** WORK TO BE COMPLETED **
Write out the material exactly, leaving every picture behind.

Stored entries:
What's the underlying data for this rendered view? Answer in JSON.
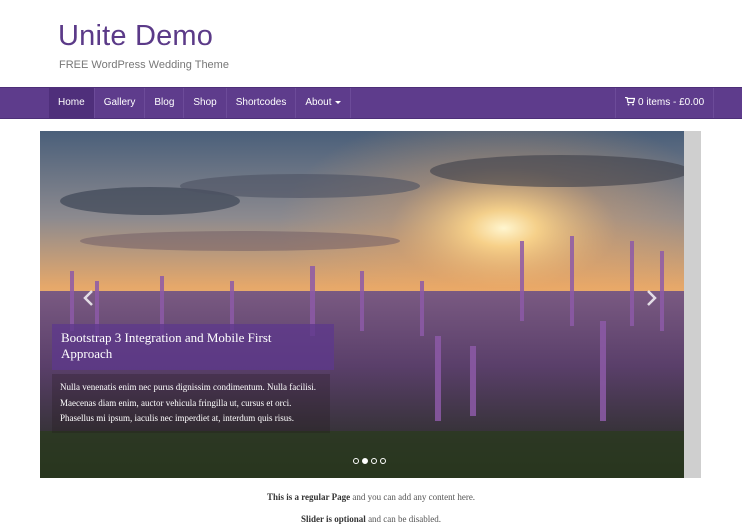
{
  "site": {
    "title": "Unite Demo",
    "description": "FREE WordPress Wedding Theme"
  },
  "nav": {
    "items": [
      {
        "label": "Home",
        "active": true
      },
      {
        "label": "Gallery"
      },
      {
        "label": "Blog"
      },
      {
        "label": "Shop"
      },
      {
        "label": "Shortcodes"
      },
      {
        "label": "About"
      }
    ],
    "cart_label": "0 items - £0.00",
    "cart_icon": "cart-icon"
  },
  "slider": {
    "caption_title": "Bootstrap 3 Integration and Mobile First Approach",
    "caption_text": "Nulla venenatis enim nec purus dignissim condimentum. Nulla facilisi. Maecenas diam enim, auctor vehicula fringilla ut, cursus et orci. Phasellus mi ipsum, iaculis nec imperdiet at, interdum quis risus.",
    "prev_icon": "chevron-left-icon",
    "next_icon": "chevron-right-icon",
    "active_slide": 2,
    "slide_count": 4
  },
  "content": {
    "line1_bold": "This is a regular Page",
    "line1_rest": " and you can add any content here.",
    "line2_bold": "Slider is optional",
    "line2_rest": " and can be disabled."
  },
  "colors": {
    "brand": "#5e3c8c",
    "title": "#5b3a88"
  }
}
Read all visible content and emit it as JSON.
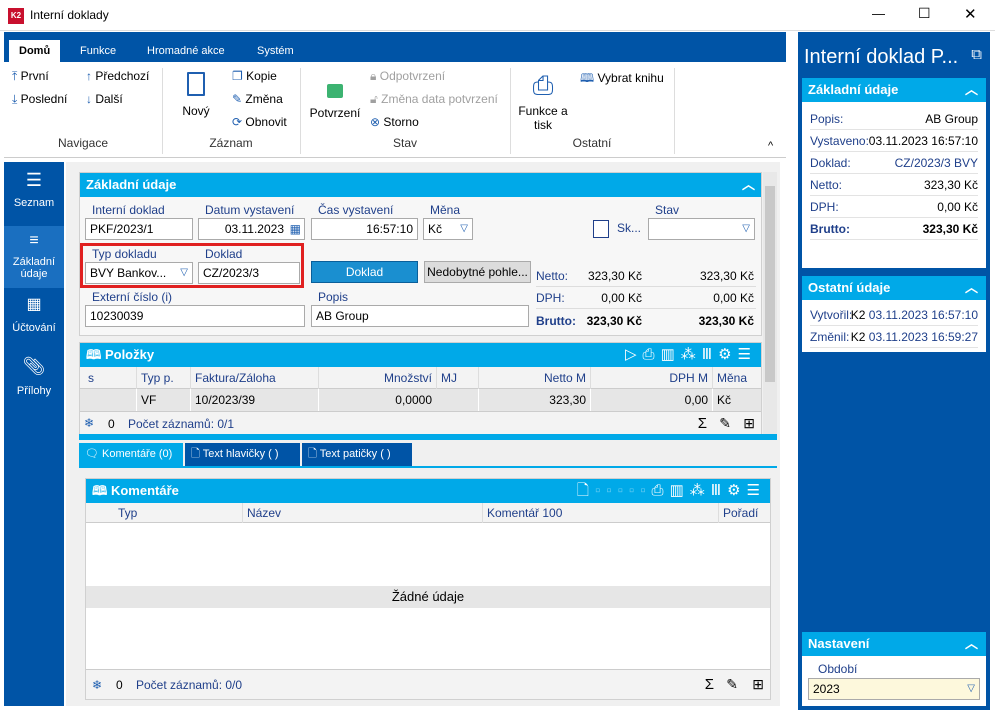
{
  "window": {
    "title": "Interní doklady",
    "min": "—",
    "max": "☐",
    "close": "✕"
  },
  "ribbon": {
    "tabs": [
      "Domů",
      "Funkce",
      "Hromadné akce",
      "Systém"
    ],
    "nav": {
      "first": "První",
      "last": "Poslední",
      "prev": "Předchozí",
      "next": "Další",
      "group": "Navigace"
    },
    "record": {
      "new": "Nový",
      "copy": "Kopie",
      "edit": "Změna",
      "refresh": "Obnovit",
      "group": "Záznam"
    },
    "state": {
      "confirm": "Potvrzení",
      "unconfirm": "Odpotvrzení",
      "change_date": "Změna data potvrzení",
      "cancel": "Storno",
      "group": "Stav"
    },
    "other": {
      "print": "Funkce a tisk",
      "book": "Vybrat knihu",
      "group": "Ostatní"
    }
  },
  "leftnav": [
    {
      "label": "Seznam",
      "icon": "menu-icon"
    },
    {
      "label": "Základní údaje",
      "icon": "list-icon"
    },
    {
      "label": "Účtování",
      "icon": "calculator-icon"
    },
    {
      "label": "Přílohy",
      "icon": "paperclip-icon"
    }
  ],
  "basic": {
    "title": "Základní údaje",
    "internal_doc": {
      "label": "Interní doklad",
      "value": "PKF/2023/1"
    },
    "date": {
      "label": "Datum vystavení",
      "value": "03.11.2023"
    },
    "time": {
      "label": "Čas vystavení",
      "value": "16:57:10"
    },
    "currency": {
      "label": "Měna",
      "value": "Kč"
    },
    "sk": {
      "label": "Sk..."
    },
    "state": {
      "label": "Stav",
      "value": ""
    },
    "doc_type": {
      "label": "Typ dokladu",
      "value": "BVY Bankov..."
    },
    "doc": {
      "label": "Doklad",
      "value": "CZ/2023/3"
    },
    "doc_button": "Doklad",
    "bad_debt_button": "Nedobytné pohle...",
    "external": {
      "label": "Externí číslo (i)",
      "value": "10230039"
    },
    "desc": {
      "label": "Popis",
      "value": "AB Group"
    },
    "totals": [
      {
        "label": "Netto:",
        "v1": "323,30 Kč",
        "v2": "323,30 Kč"
      },
      {
        "label": "DPH:",
        "v1": "0,00 Kč",
        "v2": "0,00 Kč"
      },
      {
        "label": "Brutto:",
        "v1": "323,30 Kč",
        "v2": "323,30 Kč"
      }
    ]
  },
  "items": {
    "title": "Položky",
    "columns": [
      "s",
      "",
      "Typ p.",
      "Faktura/Záloha",
      "Množství",
      "MJ",
      "Netto M",
      "DPH M",
      "Měna"
    ],
    "rows": [
      [
        "",
        "",
        "VF",
        "10/2023/39",
        "0,0000",
        "",
        "323,30",
        "0,00",
        "Kč"
      ]
    ],
    "footer_count": "0",
    "footer_text": "Počet záznamů: 0/1"
  },
  "tabs": [
    "Komentáře (0)",
    "Text hlavičky ( )",
    "Text patičky ( )"
  ],
  "comments": {
    "title": "Komentáře",
    "columns": [
      "Typ",
      "Název",
      "Komentář 100",
      "Pořadí"
    ],
    "empty": "Žádné údaje",
    "footer_count": "0",
    "footer_text": "Počet záznamů: 0/0"
  },
  "right": {
    "title": "Interní doklad P...",
    "basic_title": "Základní údaje",
    "basic": [
      {
        "k": "Popis:",
        "v": "AB Group"
      },
      {
        "k": "Vystaveno:",
        "v": "03.11.2023 16:57:10"
      },
      {
        "k": "Doklad:",
        "v": "CZ/2023/3 BVY"
      },
      {
        "k": "Netto:",
        "v": "323,30 Kč"
      },
      {
        "k": "DPH:",
        "v": "0,00 Kč"
      },
      {
        "k": "Brutto:",
        "v": "323,30 Kč"
      }
    ],
    "other_title": "Ostatní údaje",
    "other": [
      {
        "k": "Vytvořil:",
        "u": "K2",
        "v": "03.11.2023 16:57:10"
      },
      {
        "k": "Změnil:",
        "u": "K2",
        "v": "03.11.2023 16:59:27"
      }
    ],
    "settings_title": "Nastavení",
    "period_label": "Období",
    "period_value": "2023"
  },
  "colors": {
    "ribbon_blue": "#0054a6",
    "section_cyan": "#00a9e8",
    "highlight_red": "#e02020",
    "lock_green": "#3cb371"
  }
}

** EXERCISE RESPONSE **
What's the underlying data for this rendered view? Answer in JSON.
{
  "site": {
    "title": "Unite Demo",
    "description": "FREE WordPress Wedding Theme"
  },
  "nav": {
    "items": [
      {
        "label": "Home",
        "active": true
      },
      {
        "label": "Gallery"
      },
      {
        "label": "Blog"
      },
      {
        "label": "Shop"
      },
      {
        "label": "Shortcodes"
      },
      {
        "label": "About"
      }
    ],
    "cart_label": "0 items - £0.00",
    "cart_icon": "cart-icon"
  },
  "slider": {
    "caption_title": "Bootstrap 3 Integration and Mobile First Approach",
    "caption_text": "Nulla venenatis enim nec purus dignissim condimentum. Nulla facilisi. Maecenas diam enim, auctor vehicula fringilla ut, cursus et orci. Phasellus mi ipsum, iaculis nec imperdiet at, interdum quis risus.",
    "prev_icon": "chevron-left-icon",
    "next_icon": "chevron-right-icon",
    "active_slide": 2,
    "slide_count": 4
  },
  "content": {
    "line1_bold": "This is a regular Page",
    "line1_rest": " and you can add any content here.",
    "line2_bold": "Slider is optional",
    "line2_rest": " and can be disabled."
  },
  "colors": {
    "brand": "#5e3c8c",
    "title": "#5b3a88"
  }
}
Read all visible content and emit it as JSON.
{
  "window": {
    "title": "Interní doklady",
    "min": "—",
    "max": "☐",
    "close": "✕"
  },
  "ribbon": {
    "tabs": [
      "Domů",
      "Funkce",
      "Hromadné akce",
      "Systém"
    ],
    "nav": {
      "first": "První",
      "last": "Poslední",
      "prev": "Předchozí",
      "next": "Další",
      "group": "Navigace"
    },
    "record": {
      "new": "Nový",
      "copy": "Kopie",
      "edit": "Změna",
      "refresh": "Obnovit",
      "group": "Záznam"
    },
    "state": {
      "confirm": "Potvrzení",
      "unconfirm": "Odpotvrzení",
      "change_date": "Změna data potvrzení",
      "cancel": "Storno",
      "group": "Stav"
    },
    "other": {
      "print": "Funkce a tisk",
      "book": "Vybrat knihu",
      "group": "Ostatní"
    }
  },
  "leftnav": [
    {
      "label": "Seznam",
      "icon": "menu-icon"
    },
    {
      "label": "Základní údaje",
      "icon": "list-icon"
    },
    {
      "label": "Účtování",
      "icon": "calculator-icon"
    },
    {
      "label": "Přílohy",
      "icon": "paperclip-icon"
    }
  ],
  "basic": {
    "title": "Základní údaje",
    "internal_doc": {
      "label": "Interní doklad",
      "value": "PKF/2023/1"
    },
    "date": {
      "label": "Datum vystavení",
      "value": "03.11.2023"
    },
    "time": {
      "label": "Čas vystavení",
      "value": "16:57:10"
    },
    "currency": {
      "label": "Měna",
      "value": "Kč"
    },
    "sk": {
      "label": "Sk..."
    },
    "state": {
      "label": "Stav",
      "value": ""
    },
    "doc_type": {
      "label": "Typ dokladu",
      "value": "BVY Bankov..."
    },
    "doc": {
      "label": "Doklad",
      "value": "CZ/2023/3"
    },
    "doc_button": "Doklad",
    "bad_debt_button": "Nedobytné pohle...",
    "external": {
      "label": "Externí číslo (i)",
      "value": "10230039"
    },
    "desc": {
      "label": "Popis",
      "value": "AB Group"
    },
    "totals": [
      {
        "label": "Netto:",
        "v1": "323,30 Kč",
        "v2": "323,30 Kč"
      },
      {
        "label": "DPH:",
        "v1": "0,00 Kč",
        "v2": "0,00 Kč"
      },
      {
        "label": "Brutto:",
        "v1": "323,30 Kč",
        "v2": "323,30 Kč"
      }
    ]
  },
  "items": {
    "title": "Položky",
    "columns": [
      "s",
      "",
      "Typ p.",
      "Faktura/Záloha",
      "Množství",
      "MJ",
      "Netto M",
      "DPH M",
      "Měna"
    ],
    "rows": [
      [
        "",
        "",
        "VF",
        "10/2023/39",
        "0,0000",
        "",
        "323,30",
        "0,00",
        "Kč"
      ]
    ],
    "footer_count": "0",
    "footer_text": "Počet záznamů: 0/1"
  },
  "tabs": [
    "Komentáře (0)",
    "Text hlavičky ( )",
    "Text patičky ( )"
  ],
  "comments": {
    "title": "Komentáře",
    "columns": [
      "Typ",
      "Název",
      "Komentář 100",
      "Pořadí"
    ],
    "empty": "Žádné údaje",
    "footer_count": "0",
    "footer_text": "Počet záznamů: 0/0"
  },
  "right": {
    "title": "Interní doklad P...",
    "basic_title": "Základní údaje",
    "basic": [
      {
        "k": "Popis:",
        "v": "AB Group"
      },
      {
        "k": "Vystaveno:",
        "v": "03.11.2023 16:57:10"
      },
      {
        "k": "Doklad:",
        "v": "CZ/2023/3 BVY"
      },
      {
        "k": "Netto:",
        "v": "323,30 Kč"
      },
      {
        "k": "DPH:",
        "v": "0,00 Kč"
      },
      {
        "k": "Brutto:",
        "v": "323,30 Kč"
      }
    ],
    "other_title": "Ostatní údaje",
    "other": [
      {
        "k": "Vytvořil:",
        "u": "K2",
        "v": "03.11.2023 16:57:10"
      },
      {
        "k": "Změnil:",
        "u": "K2",
        "v": "03.11.2023 16:59:27"
      }
    ],
    "settings_title": "Nastavení",
    "period_label": "Období",
    "period_value": "2023"
  },
  "colors": {
    "ribbon_blue": "#0054a6",
    "section_cyan": "#00a9e8",
    "highlight_red": "#e02020",
    "lock_green": "#3cb371"
  }
}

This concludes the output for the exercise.